▶ WRITTEN EXERCISE
Scan the data below. Pull out each line where "Mean" occurs.

▶ INPUT ROWS

####

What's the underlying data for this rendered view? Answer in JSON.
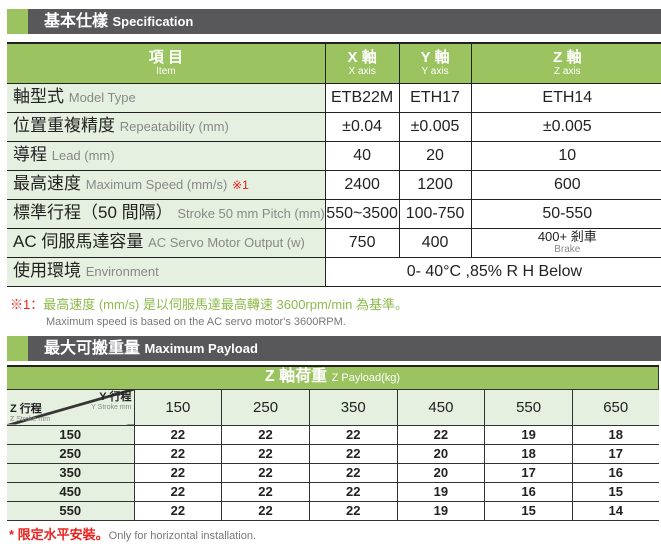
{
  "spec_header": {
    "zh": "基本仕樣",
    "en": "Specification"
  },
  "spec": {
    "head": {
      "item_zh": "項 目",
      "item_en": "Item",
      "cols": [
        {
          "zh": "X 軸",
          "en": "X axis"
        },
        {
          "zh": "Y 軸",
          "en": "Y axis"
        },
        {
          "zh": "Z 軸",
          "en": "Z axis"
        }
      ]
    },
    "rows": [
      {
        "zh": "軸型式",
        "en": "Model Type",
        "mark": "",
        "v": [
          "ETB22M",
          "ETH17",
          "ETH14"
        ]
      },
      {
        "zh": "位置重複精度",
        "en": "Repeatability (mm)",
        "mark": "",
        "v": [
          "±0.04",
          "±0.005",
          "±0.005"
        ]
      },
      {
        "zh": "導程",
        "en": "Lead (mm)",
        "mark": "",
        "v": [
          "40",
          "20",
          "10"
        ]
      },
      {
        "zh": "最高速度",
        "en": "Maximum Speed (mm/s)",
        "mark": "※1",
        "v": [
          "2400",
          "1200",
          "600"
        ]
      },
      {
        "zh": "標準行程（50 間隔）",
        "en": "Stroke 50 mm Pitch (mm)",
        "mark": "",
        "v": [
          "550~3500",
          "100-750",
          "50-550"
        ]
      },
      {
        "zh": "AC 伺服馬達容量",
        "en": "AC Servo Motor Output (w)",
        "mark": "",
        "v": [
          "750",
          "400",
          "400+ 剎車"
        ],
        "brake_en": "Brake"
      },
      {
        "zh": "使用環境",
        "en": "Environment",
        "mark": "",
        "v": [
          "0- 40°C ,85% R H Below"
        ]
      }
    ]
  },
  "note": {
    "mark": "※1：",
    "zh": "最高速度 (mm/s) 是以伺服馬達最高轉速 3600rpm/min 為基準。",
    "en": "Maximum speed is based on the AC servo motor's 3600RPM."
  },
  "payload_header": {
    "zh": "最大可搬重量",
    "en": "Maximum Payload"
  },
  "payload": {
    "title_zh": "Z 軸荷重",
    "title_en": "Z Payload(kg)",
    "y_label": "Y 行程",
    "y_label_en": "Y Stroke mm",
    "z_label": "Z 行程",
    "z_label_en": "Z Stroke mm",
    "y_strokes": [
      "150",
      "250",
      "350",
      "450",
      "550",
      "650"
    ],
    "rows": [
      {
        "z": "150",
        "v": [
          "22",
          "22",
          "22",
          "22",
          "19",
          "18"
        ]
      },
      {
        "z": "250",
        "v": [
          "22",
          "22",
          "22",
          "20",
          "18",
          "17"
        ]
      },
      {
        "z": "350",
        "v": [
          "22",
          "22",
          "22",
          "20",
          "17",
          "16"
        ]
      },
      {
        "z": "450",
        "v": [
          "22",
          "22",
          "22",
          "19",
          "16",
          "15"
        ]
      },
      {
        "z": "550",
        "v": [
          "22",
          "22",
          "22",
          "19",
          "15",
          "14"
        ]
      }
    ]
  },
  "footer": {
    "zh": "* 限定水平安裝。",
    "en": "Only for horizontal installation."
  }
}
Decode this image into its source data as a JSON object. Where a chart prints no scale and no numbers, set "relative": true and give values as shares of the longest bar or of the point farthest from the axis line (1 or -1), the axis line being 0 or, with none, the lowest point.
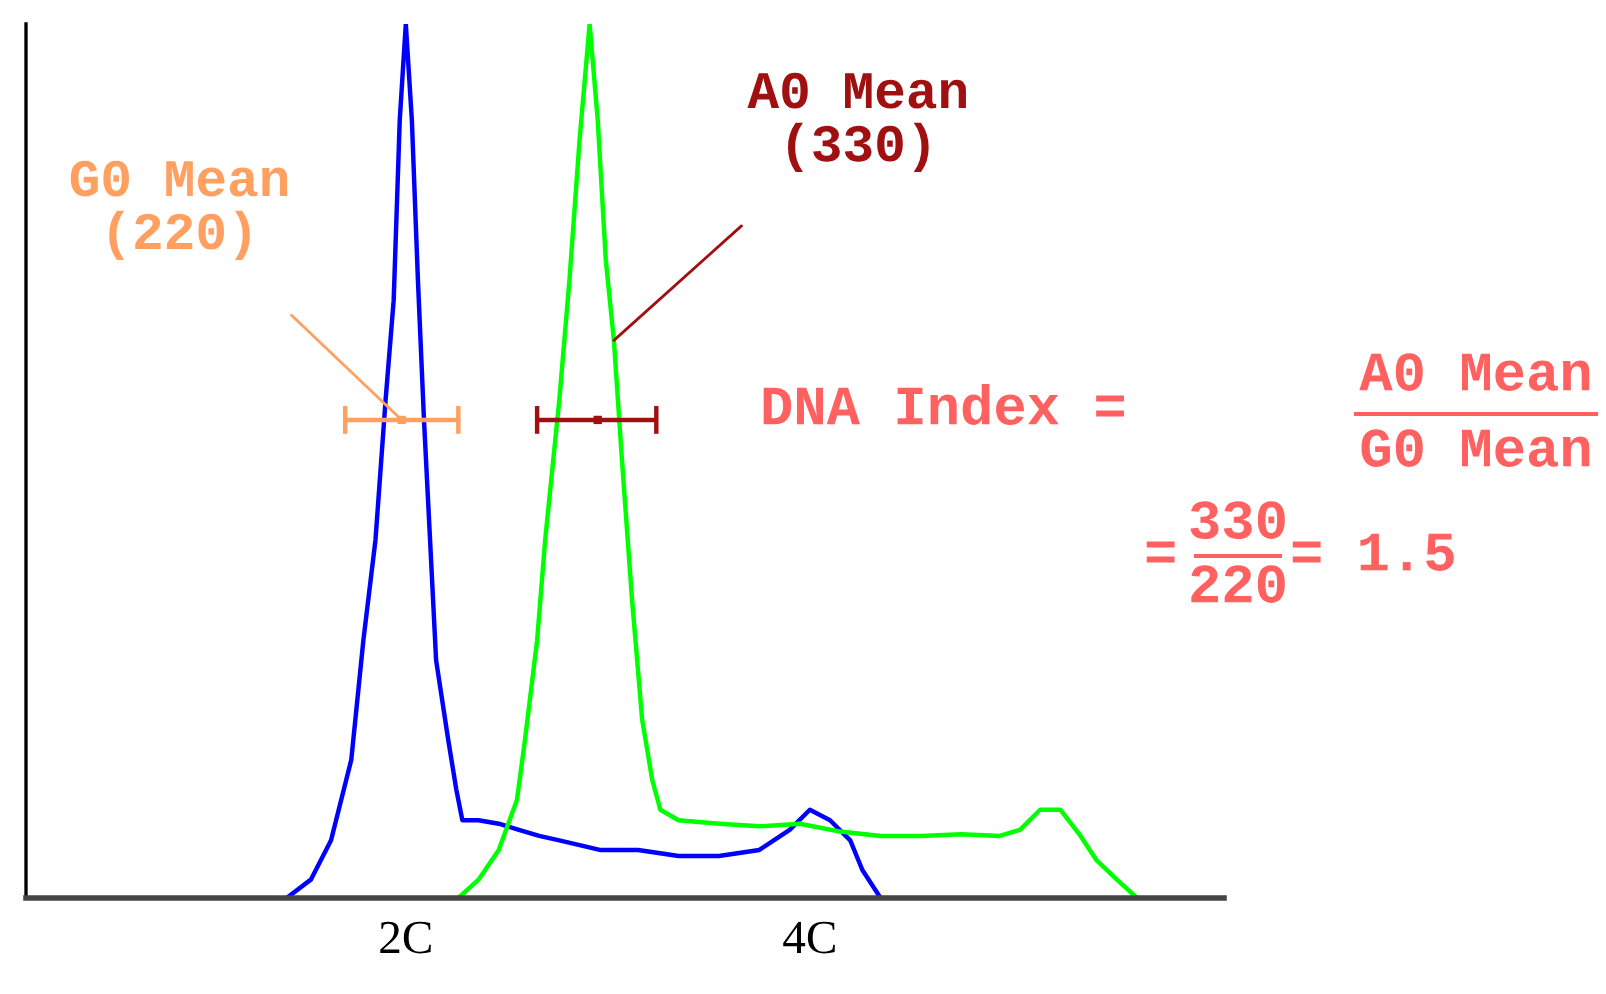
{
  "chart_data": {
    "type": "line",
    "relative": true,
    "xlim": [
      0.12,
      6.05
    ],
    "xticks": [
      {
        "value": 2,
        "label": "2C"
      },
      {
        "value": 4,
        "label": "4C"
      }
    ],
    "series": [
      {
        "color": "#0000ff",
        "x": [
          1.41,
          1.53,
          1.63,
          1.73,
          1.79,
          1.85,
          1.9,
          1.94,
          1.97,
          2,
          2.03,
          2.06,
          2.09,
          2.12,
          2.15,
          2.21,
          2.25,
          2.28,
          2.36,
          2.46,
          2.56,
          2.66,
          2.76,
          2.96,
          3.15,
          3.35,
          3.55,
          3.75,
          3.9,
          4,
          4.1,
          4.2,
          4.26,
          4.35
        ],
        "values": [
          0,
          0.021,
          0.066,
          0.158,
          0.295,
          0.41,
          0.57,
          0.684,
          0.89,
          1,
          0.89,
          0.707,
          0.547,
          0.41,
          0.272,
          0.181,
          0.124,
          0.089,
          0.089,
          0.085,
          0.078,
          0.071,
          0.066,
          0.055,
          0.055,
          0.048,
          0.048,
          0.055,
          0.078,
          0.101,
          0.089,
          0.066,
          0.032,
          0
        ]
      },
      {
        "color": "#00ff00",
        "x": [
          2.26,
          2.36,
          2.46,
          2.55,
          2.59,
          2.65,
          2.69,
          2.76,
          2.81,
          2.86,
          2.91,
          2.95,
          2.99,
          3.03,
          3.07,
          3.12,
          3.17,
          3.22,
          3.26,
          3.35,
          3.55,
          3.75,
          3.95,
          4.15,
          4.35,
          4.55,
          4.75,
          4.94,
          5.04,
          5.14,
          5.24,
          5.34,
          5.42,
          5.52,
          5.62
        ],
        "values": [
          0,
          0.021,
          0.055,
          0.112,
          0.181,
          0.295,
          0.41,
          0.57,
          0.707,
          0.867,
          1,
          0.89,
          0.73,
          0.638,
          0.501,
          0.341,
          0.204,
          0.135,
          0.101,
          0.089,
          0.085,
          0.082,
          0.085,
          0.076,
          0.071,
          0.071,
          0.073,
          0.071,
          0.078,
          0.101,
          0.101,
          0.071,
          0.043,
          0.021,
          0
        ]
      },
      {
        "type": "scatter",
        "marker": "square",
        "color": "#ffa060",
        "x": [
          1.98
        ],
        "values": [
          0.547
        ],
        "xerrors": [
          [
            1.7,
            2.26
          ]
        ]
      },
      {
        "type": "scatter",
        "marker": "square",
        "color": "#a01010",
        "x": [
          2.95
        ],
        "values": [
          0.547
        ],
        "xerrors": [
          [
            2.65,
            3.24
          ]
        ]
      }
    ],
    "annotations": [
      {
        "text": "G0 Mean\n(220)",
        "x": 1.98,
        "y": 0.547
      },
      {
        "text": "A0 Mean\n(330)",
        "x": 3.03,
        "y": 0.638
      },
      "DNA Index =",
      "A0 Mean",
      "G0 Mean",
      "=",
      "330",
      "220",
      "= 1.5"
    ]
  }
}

####

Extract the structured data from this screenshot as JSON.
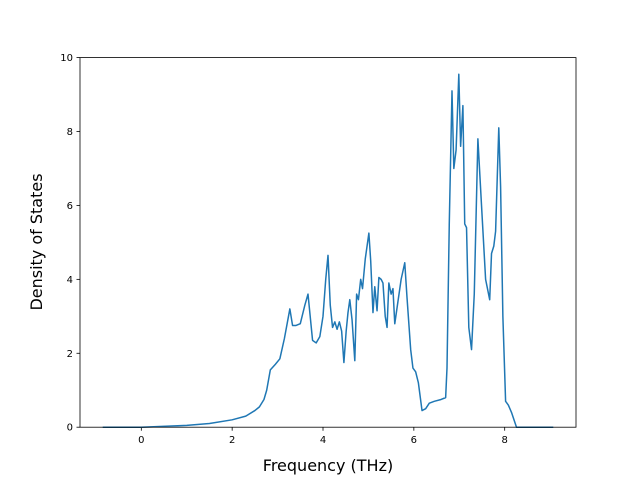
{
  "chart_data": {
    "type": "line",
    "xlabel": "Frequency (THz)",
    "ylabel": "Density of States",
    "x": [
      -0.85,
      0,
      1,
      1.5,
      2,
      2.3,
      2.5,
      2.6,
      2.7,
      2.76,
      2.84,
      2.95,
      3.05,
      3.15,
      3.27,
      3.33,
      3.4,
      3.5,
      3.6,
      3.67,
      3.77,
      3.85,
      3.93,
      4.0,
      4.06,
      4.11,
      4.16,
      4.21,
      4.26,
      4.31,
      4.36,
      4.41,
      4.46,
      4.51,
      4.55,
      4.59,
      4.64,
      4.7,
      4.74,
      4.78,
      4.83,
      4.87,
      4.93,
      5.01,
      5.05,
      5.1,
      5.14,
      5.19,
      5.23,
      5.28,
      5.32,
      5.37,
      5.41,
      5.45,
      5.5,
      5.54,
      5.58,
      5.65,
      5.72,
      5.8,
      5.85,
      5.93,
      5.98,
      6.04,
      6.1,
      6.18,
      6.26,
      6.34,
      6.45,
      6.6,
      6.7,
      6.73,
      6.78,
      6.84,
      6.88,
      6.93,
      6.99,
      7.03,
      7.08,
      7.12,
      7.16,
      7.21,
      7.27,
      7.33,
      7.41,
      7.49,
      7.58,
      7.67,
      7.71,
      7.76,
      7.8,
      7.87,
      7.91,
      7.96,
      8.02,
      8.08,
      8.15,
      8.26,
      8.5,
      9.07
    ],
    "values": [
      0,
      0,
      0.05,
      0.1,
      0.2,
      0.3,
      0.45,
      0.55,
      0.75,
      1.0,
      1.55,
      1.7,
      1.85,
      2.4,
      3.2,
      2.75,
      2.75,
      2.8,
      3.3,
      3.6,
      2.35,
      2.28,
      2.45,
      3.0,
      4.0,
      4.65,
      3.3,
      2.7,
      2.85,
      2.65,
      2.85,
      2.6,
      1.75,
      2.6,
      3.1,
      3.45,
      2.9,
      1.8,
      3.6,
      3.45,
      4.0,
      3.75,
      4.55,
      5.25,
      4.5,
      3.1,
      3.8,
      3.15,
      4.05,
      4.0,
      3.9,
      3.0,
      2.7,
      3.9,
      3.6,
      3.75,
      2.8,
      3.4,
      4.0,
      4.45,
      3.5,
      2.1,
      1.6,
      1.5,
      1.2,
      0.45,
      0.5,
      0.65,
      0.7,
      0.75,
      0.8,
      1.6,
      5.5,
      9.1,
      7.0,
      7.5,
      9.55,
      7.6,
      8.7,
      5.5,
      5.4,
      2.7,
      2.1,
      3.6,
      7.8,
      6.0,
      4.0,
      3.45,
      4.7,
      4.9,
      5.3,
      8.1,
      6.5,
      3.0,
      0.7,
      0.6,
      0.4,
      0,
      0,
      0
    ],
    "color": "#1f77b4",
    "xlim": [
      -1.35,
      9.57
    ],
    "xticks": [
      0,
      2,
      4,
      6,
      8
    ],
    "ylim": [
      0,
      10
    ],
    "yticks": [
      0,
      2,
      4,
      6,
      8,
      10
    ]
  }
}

####

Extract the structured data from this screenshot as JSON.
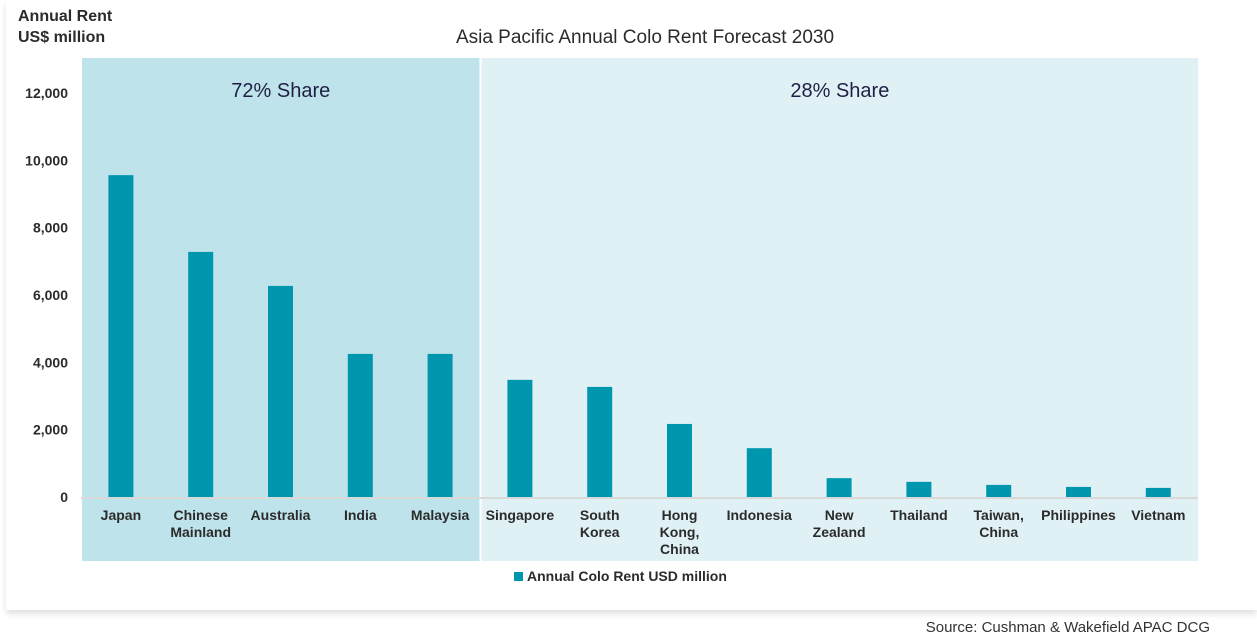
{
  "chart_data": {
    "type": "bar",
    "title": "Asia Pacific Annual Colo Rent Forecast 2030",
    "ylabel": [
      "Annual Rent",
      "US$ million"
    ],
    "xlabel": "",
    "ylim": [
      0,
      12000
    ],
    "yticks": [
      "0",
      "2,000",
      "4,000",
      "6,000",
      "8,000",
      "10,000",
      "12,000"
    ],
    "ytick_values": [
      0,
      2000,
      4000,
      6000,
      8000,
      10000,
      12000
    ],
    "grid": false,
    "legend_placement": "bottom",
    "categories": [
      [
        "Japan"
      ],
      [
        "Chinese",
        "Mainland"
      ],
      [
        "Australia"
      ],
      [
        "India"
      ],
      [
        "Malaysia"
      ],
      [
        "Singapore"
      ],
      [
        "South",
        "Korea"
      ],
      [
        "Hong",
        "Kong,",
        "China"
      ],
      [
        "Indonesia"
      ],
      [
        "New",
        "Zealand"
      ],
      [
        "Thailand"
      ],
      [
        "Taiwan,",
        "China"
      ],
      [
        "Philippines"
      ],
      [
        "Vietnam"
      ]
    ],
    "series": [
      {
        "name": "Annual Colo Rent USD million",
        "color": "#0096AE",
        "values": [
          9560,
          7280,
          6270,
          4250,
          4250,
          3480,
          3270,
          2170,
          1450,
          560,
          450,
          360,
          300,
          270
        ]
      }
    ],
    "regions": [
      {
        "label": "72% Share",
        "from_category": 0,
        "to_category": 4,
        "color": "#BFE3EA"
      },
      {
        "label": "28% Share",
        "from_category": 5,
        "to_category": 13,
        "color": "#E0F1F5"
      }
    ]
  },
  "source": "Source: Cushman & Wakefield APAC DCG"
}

####

▶ TASK SOLUTION
        "text": "G0 Mean\n(220)",
        "text": "A0 Mean\n(330)",
      "A0 Mean",
      "G0 Mean",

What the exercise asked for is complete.